:: Short problem ::
All material below is to be reproduced exactly.
━━ Material shown ━━
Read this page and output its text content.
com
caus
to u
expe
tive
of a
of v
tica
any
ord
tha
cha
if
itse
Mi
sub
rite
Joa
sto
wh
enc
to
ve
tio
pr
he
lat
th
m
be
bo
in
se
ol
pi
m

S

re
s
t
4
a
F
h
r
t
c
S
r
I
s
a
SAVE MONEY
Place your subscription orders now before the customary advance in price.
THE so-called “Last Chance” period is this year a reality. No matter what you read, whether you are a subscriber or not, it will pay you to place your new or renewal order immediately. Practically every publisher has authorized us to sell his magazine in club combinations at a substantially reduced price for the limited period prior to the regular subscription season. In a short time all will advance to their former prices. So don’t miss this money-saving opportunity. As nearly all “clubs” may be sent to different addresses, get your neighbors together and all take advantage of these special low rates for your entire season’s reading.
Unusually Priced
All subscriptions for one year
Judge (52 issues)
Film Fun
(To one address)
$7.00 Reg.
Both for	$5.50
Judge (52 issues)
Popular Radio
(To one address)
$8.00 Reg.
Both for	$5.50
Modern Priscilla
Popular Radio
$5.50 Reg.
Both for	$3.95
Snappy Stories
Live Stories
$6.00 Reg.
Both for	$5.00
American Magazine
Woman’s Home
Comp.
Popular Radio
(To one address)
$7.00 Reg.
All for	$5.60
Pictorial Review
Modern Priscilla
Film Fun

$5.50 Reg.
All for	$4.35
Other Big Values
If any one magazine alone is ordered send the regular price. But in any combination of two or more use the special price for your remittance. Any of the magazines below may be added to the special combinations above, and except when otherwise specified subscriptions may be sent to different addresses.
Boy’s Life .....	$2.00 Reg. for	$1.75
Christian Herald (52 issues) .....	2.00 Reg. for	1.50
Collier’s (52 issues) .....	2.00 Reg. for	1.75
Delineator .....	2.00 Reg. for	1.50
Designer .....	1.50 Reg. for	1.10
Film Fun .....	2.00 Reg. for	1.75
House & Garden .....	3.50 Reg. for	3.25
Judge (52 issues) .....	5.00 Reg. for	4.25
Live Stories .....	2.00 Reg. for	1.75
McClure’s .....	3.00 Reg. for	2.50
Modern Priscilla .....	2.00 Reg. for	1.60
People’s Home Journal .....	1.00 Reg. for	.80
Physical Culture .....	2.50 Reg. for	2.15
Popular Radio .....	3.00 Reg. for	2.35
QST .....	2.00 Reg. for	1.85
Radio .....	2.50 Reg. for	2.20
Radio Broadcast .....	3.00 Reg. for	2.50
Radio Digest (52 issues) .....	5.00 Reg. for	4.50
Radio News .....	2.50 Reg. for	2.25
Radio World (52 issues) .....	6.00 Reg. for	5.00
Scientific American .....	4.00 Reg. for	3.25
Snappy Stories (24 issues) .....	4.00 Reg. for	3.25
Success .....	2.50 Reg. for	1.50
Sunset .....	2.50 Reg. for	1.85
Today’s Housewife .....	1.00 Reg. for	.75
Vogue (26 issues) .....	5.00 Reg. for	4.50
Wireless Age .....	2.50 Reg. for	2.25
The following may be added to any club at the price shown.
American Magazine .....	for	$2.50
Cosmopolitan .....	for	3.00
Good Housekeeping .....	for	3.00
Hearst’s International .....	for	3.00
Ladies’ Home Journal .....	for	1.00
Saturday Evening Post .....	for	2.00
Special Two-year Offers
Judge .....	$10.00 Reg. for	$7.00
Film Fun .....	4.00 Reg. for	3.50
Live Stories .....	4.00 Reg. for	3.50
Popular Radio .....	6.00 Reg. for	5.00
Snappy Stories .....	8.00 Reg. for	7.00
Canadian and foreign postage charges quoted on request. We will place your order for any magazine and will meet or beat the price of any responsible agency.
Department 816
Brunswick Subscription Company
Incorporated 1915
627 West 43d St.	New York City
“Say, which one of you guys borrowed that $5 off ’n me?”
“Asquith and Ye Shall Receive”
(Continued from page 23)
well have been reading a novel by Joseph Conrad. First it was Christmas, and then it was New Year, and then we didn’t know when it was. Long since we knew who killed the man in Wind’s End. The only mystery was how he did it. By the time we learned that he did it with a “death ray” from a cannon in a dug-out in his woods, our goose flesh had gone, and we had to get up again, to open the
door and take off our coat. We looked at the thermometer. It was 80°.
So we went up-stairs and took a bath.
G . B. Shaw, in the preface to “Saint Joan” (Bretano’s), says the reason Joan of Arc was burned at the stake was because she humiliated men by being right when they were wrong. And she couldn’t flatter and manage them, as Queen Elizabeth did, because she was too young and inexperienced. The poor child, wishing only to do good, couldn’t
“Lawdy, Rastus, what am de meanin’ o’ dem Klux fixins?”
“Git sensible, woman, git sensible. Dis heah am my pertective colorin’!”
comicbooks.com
━━━
:: Result for this task ::
Read this page and output its text content.
com
caus
to u
expe
tive
of a
of v
tica
any
ord
tha
cha
if
itse
Mi
sub
rite
Joa
sto
wh
enc
to
ve
tio
pr
he
lat
th
m
be
bo
in
se
ol
pi
m

S

re
s
t
4
a
F
h
r
t
c
S
r
I
s
a
SAVE MONEY
Place your subscription orders now before the customary advance in price.
THE so-called “Last Chance” period is this year a reality. No matter what you read, whether you are a subscriber or not, it will pay you to place your new or renewal order immediately. Practically every publisher has authorized us to sell his magazine in club combinations at a substantially reduced price for the limited period prior to the regular subscription season. In a short time all will advance to their former prices. So don’t miss this money-saving opportunity. As nearly all “clubs” may be sent to different addresses, get your neighbors together and all take advantage of these special low rates for your entire season’s reading.
Unusually Priced
All subscriptions for one year
Judge (52 issues)
Film Fun
(To one address)
$7.00 Reg.
Both for	$5.50
Judge (52 issues)
Popular Radio
(To one address)
$8.00 Reg.
Both for	$5.50
Modern Priscilla
Popular Radio
$5.50 Reg.
Both for	$3.95
Snappy Stories
Live Stories
$6.00 Reg.
Both for	$5.00
American Magazine
Woman’s Home
Comp.
Popular Radio
(To one address)
$7.00 Reg.
All for	$5.60
Pictorial Review
Modern Priscilla
Film Fun

$5.50 Reg.
All for	$4.35
Other Big Values
If any one magazine alone is ordered send the regular price. But in any combination of two or more use the special price for your remittance. Any of the magazines below may be added to the special combinations above, and except when otherwise specified subscriptions may be sent to different addresses.
Boy’s Life .....	$2.00 Reg. for	$1.75
Christian Herald (52 issues) .....	2.00 Reg. for	1.50
Collier’s (52 issues) .....	2.00 Reg. for	1.75
Delineator .....	2.00 Reg. for	1.50
Designer .....	1.50 Reg. for	1.10
Film Fun .....	2.00 Reg. for	1.75
House & Garden .....	3.50 Reg. for	3.25
Judge (52 issues) .....	5.00 Reg. for	4.25
Live Stories .....	2.00 Reg. for	1.75
McClure’s .....	3.00 Reg. for	2.50
Modern Priscilla .....	2.00 Reg. for	1.60
People’s Home Journal .....	1.00 Reg. for	.80
Physical Culture .....	2.50 Reg. for	2.15
Popular Radio .....	3.00 Reg. for	2.35
QST .....	2.00 Reg. for	1.85
Radio .....	2.50 Reg. for	2.20
Radio Broadcast .....	3.00 Reg. for	2.50
Radio Digest (52 issues) .....	5.00 Reg. for	4.50
Radio News .....	2.50 Reg. for	2.25
Radio World (52 issues) .....	6.00 Reg. for	5.00
Scientific American .....	4.00 Reg. for	3.25
Snappy Stories (24 issues) .....	4.00 Reg. for	3.25
Success .....	2.50 Reg. for	1.50
Sunset .....	2.50 Reg. for	1.85
Today’s Housewife .....	1.00 Reg. for	.75
Vogue (26 issues) .....	5.00 Reg. for	4.50
Wireless Age .....	2.50 Reg. for	2.25
The following may be added to any club at the price shown.
American Magazine .....	for	$2.50
Cosmopolitan .....	for	3.00
Good Housekeeping .....	for	3.00
Hearst’s International .....	for	3.00
Ladies’ Home Journal .....	for	1.00
Saturday Evening Post .....	for	2.00
Special Two-year Offers
Judge .....	$10.00 Reg. for	$7.00
Film Fun .....	4.00 Reg. for	3.50
Live Stories .....	4.00 Reg. for	3.50
Popular Radio .....	6.00 Reg. for	5.00
Snappy Stories .....	8.00 Reg. for	7.00
Canadian and foreign postage charges quoted on request. We will place your order for any magazine and will meet or beat the price of any responsible agency.
Department 816
Brunswick Subscription Company
Incorporated 1915
627 West 43d St.	New York City
“Say, which one of you guys borrowed that $5 off ’n me?”
“Asquith and Ye Shall Receive”
(Continued from page 23)
well have been reading a novel by Joseph Conrad. First it was Christmas, and then it was New Year, and then we didn’t know when it was. Long since we knew who killed the man in Wind’s End. The only mystery was how he did it. By the time we learned that he did it with a “death ray” from a cannon in a dug-out in his woods, our goose flesh had gone, and we had to get up again, to open the
door and take off our coat. We looked at the thermometer. It was 80°.
So we went up-stairs and took a bath.
G . B. Shaw, in the preface to “Saint Joan” (Bretano’s), says the reason Joan of Arc was burned at the stake was because she humiliated men by being right when they were wrong. And she couldn’t flatter and manage them, as Queen Elizabeth did, because she was too young and inexperienced. The poor child, wishing only to do good, couldn’t
“Lawdy, Rastus, what am de meanin’ o’ dem Klux fixins?”
“Git sensible, woman, git sensible. Dis heah am my pertective colorin’!”
comicbooks.com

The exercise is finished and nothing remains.